## [Your task]
Look for "Windows" in each line of the entries, and return the matching lines.
## Start
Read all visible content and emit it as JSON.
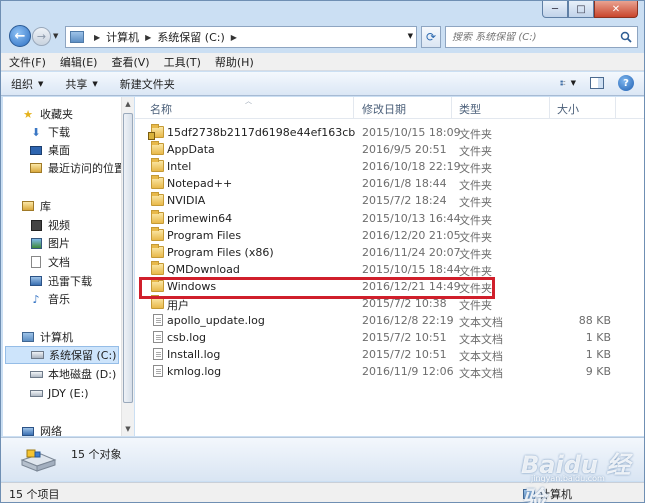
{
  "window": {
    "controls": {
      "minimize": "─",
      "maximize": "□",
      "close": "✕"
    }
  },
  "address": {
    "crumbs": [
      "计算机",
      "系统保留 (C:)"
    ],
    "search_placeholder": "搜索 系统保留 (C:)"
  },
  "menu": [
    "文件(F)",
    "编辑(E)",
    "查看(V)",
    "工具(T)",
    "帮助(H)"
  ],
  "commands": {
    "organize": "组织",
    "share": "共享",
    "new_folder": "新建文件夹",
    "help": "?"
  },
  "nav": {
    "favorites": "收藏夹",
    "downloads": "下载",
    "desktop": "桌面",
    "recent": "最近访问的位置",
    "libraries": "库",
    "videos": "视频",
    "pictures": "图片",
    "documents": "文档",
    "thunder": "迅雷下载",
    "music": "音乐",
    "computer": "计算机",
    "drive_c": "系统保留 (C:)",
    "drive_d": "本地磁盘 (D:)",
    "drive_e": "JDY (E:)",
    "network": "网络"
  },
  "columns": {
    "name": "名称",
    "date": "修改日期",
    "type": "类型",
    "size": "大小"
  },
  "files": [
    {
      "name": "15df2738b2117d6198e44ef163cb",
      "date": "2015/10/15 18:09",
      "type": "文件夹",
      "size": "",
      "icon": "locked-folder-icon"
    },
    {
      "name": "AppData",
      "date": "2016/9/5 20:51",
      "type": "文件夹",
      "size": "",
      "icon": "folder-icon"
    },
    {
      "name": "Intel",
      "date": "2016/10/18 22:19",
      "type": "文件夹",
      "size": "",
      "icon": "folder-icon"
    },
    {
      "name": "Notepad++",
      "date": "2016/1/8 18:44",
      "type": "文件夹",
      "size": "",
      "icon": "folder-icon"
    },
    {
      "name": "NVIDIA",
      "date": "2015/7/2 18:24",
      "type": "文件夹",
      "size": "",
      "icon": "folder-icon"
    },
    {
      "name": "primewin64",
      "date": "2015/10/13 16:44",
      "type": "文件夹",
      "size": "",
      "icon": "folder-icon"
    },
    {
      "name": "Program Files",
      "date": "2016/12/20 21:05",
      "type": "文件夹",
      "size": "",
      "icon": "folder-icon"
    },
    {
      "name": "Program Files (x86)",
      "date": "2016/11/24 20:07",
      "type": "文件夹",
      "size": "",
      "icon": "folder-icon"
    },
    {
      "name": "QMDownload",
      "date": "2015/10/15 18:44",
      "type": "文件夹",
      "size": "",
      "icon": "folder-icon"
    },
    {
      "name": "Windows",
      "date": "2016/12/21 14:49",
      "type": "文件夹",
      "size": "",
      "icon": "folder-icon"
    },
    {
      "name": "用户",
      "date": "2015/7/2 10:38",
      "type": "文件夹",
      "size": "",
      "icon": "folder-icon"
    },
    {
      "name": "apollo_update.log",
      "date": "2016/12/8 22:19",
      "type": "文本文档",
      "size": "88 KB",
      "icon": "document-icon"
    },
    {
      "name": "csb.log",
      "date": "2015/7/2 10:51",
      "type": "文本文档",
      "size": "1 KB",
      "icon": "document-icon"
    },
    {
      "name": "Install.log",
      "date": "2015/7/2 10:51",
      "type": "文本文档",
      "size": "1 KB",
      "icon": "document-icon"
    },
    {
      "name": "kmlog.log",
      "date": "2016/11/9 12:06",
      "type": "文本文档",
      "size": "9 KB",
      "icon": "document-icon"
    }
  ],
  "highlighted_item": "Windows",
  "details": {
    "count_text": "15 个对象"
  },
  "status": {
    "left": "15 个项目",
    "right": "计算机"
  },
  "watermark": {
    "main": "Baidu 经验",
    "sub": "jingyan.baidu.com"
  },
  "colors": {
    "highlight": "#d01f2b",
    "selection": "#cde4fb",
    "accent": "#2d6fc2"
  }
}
## End
## [Reply to the exercise]
      "name": "Windows",
  "highlighted_item": "Windows",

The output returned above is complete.